RAW DATA |

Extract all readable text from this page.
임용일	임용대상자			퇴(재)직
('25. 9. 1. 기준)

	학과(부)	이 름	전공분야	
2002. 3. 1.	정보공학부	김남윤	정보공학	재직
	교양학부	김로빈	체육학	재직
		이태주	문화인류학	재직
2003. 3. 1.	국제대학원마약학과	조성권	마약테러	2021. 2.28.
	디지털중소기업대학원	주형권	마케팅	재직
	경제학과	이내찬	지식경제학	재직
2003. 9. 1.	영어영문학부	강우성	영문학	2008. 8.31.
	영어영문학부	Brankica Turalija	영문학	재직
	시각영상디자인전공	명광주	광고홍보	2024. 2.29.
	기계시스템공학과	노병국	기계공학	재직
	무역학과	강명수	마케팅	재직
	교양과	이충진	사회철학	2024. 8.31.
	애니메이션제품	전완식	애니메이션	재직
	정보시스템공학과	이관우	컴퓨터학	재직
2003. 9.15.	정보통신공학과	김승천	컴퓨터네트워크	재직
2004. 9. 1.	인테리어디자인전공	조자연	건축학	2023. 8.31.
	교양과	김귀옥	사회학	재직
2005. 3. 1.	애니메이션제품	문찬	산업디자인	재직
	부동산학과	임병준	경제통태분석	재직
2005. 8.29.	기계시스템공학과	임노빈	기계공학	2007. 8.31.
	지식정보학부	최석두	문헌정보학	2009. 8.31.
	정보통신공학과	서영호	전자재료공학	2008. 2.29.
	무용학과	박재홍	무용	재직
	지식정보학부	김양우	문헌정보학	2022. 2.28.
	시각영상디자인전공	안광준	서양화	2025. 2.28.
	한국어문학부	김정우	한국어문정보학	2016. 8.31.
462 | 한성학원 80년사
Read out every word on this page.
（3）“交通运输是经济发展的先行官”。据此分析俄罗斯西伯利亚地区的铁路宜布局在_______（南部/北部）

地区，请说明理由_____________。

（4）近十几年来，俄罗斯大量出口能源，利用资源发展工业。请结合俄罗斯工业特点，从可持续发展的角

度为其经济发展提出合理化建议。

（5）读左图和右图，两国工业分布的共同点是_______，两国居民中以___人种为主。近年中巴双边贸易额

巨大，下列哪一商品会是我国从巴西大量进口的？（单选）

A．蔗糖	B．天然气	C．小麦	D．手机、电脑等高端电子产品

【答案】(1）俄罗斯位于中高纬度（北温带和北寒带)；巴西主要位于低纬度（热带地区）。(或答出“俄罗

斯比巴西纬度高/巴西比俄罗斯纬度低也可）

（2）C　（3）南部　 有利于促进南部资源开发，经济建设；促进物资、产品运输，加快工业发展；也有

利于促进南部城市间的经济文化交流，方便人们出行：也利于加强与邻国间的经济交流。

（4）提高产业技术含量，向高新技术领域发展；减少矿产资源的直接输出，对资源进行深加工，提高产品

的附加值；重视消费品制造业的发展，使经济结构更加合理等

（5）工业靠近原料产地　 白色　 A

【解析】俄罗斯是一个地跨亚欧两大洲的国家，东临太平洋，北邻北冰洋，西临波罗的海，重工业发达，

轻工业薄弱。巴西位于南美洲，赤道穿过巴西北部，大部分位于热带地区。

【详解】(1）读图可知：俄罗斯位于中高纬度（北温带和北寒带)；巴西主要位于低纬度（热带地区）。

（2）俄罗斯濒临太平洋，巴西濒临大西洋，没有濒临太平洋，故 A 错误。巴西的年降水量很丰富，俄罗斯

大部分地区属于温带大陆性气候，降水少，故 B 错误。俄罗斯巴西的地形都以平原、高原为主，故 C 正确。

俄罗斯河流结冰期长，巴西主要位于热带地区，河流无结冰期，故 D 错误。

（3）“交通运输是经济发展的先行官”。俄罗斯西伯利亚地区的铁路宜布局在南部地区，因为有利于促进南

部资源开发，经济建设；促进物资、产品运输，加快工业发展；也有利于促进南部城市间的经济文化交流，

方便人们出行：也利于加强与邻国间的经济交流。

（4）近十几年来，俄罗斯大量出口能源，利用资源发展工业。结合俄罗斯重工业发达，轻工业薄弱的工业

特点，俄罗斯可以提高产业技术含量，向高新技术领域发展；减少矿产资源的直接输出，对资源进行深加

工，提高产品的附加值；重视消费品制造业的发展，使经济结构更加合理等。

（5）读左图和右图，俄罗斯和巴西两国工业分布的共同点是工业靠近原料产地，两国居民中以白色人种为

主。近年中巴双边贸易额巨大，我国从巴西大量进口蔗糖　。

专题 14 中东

TASK PROMPT |
Return, unchanged, each line from the line containing "Read out every word on this page." through the last line of the material.

EXPECTED ANSWER |
Read out every word on this page.
（3）“交通运输是经济发展的先行官”。据此分析俄罗斯西伯利亚地区的铁路宜布局在_______（南部/北部）

地区，请说明理由_____________。

（4）近十几年来，俄罗斯大量出口能源，利用资源发展工业。请结合俄罗斯工业特点，从可持续发展的角

度为其经济发展提出合理化建议。

（5）读左图和右图，两国工业分布的共同点是_______，两国居民中以___人种为主。近年中巴双边贸易额

巨大，下列哪一商品会是我国从巴西大量进口的？（单选）

A．蔗糖	B．天然气	C．小麦	D．手机、电脑等高端电子产品

【答案】(1）俄罗斯位于中高纬度（北温带和北寒带)；巴西主要位于低纬度（热带地区）。(或答出“俄罗

斯比巴西纬度高/巴西比俄罗斯纬度低也可）

（2）C　（3）南部　 有利于促进南部资源开发，经济建设；促进物资、产品运输，加快工业发展；也有

利于促进南部城市间的经济文化交流，方便人们出行：也利于加强与邻国间的经济交流。

（4）提高产业技术含量，向高新技术领域发展；减少矿产资源的直接输出，对资源进行深加工，提高产品

的附加值；重视消费品制造业的发展，使经济结构更加合理等

（5）工业靠近原料产地　 白色　 A

【解析】俄罗斯是一个地跨亚欧两大洲的国家，东临太平洋，北邻北冰洋，西临波罗的海，重工业发达，

轻工业薄弱。巴西位于南美洲，赤道穿过巴西北部，大部分位于热带地区。

【详解】(1）读图可知：俄罗斯位于中高纬度（北温带和北寒带)；巴西主要位于低纬度（热带地区）。

（2）俄罗斯濒临太平洋，巴西濒临大西洋，没有濒临太平洋，故 A 错误。巴西的年降水量很丰富，俄罗斯

大部分地区属于温带大陆性气候，降水少，故 B 错误。俄罗斯巴西的地形都以平原、高原为主，故 C 正确。

俄罗斯河流结冰期长，巴西主要位于热带地区，河流无结冰期，故 D 错误。

（3）“交通运输是经济发展的先行官”。俄罗斯西伯利亚地区的铁路宜布局在南部地区，因为有利于促进南

部资源开发，经济建设；促进物资、产品运输，加快工业发展；也有利于促进南部城市间的经济文化交流，

方便人们出行：也利于加强与邻国间的经济交流。

（4）近十几年来，俄罗斯大量出口能源，利用资源发展工业。结合俄罗斯重工业发达，轻工业薄弱的工业

特点，俄罗斯可以提高产业技术含量，向高新技术领域发展；减少矿产资源的直接输出，对资源进行深加

工，提高产品的附加值；重视消费品制造业的发展，使经济结构更加合理等。

（5）读左图和右图，俄罗斯和巴西两国工业分布的共同点是工业靠近原料产地，两国居民中以白色人种为

主。近年中巴双边贸易额巨大，我国从巴西大量进口蔗糖　。

专题 14 中东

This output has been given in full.